• **Exercise objective**
Identify the lines containing the word "имущества". Copy each one.

• **The input**
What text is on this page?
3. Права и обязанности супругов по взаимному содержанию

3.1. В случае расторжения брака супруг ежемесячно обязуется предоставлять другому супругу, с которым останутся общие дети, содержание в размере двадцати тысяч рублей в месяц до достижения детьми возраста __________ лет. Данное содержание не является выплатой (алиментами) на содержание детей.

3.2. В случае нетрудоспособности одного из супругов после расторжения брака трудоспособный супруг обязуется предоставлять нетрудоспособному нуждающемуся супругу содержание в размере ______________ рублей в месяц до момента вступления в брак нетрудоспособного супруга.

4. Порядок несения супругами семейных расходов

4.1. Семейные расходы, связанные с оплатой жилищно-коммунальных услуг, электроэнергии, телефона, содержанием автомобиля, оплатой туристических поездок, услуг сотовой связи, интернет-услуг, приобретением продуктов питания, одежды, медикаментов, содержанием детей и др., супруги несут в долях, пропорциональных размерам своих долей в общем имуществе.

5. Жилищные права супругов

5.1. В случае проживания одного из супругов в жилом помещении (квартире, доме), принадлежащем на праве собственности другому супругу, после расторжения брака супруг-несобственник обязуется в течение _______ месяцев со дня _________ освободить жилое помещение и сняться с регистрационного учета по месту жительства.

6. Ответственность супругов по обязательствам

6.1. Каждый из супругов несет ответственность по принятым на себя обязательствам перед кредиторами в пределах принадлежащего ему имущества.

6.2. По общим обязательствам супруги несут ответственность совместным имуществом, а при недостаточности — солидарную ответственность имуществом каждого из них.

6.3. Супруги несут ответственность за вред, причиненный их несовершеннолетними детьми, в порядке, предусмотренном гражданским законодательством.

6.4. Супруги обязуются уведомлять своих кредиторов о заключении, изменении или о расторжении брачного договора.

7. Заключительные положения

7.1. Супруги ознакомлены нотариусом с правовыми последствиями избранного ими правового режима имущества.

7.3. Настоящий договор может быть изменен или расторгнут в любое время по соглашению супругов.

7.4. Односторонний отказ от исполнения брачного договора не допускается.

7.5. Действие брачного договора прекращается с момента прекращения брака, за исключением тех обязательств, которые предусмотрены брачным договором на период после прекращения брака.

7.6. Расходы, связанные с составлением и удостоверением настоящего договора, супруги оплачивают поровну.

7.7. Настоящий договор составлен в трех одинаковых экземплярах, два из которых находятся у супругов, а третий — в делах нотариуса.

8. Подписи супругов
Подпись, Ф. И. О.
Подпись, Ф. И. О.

--

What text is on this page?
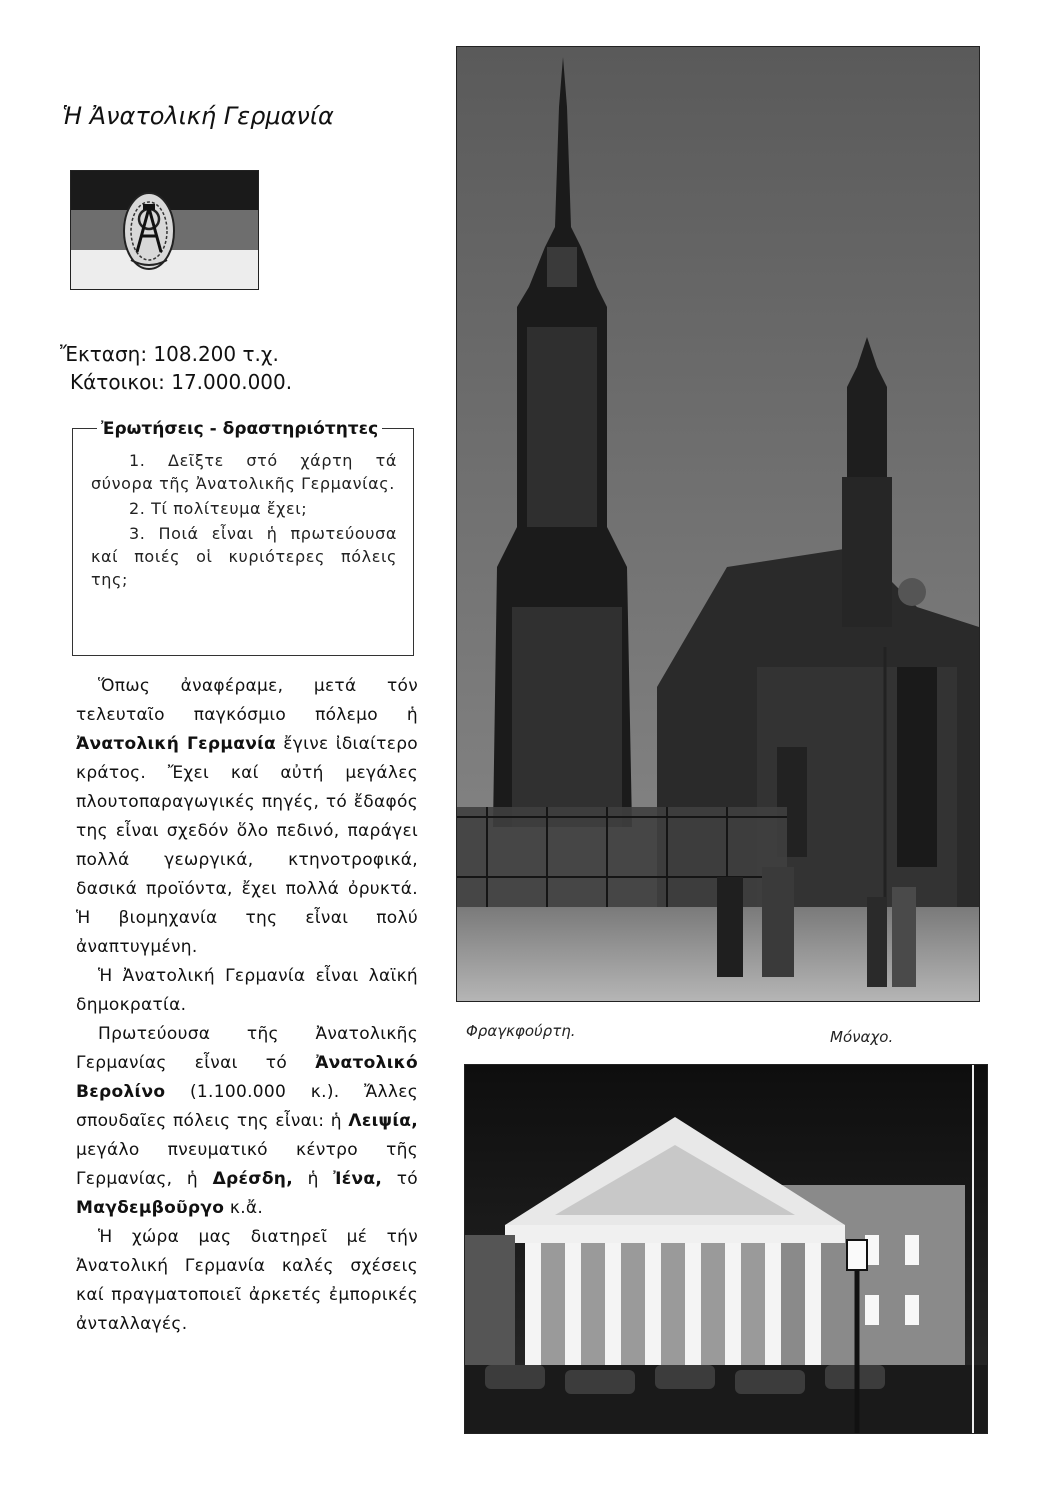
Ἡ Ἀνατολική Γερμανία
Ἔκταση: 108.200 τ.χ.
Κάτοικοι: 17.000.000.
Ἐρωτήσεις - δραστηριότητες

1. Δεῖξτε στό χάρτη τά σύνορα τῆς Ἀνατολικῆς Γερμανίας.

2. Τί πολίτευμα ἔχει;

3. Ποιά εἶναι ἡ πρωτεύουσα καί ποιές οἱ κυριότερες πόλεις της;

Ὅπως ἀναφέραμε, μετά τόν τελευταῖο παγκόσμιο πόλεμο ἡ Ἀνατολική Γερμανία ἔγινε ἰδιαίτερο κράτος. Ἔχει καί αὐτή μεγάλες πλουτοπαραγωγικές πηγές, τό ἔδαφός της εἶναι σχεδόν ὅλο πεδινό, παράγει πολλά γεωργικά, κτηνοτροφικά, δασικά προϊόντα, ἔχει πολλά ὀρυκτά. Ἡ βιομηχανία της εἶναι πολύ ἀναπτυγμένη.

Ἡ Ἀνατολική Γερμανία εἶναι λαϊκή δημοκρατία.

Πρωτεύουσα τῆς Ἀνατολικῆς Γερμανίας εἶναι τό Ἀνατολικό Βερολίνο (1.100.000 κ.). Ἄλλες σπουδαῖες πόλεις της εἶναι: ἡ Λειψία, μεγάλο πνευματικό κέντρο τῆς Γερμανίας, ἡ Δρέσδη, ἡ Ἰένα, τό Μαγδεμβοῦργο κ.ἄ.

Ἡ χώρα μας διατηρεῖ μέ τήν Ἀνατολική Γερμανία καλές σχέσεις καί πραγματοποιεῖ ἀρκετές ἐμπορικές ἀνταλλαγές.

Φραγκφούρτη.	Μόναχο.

• **Solution for this task**
6.1. Каждый из супругов несет ответственность по принятым на себя обязательствам перед кредиторами в пределах принадлежащего ему имущества.
7.1. Супруги ознакомлены нотариусом с правовыми последствиями избранного ими правового режима имущества.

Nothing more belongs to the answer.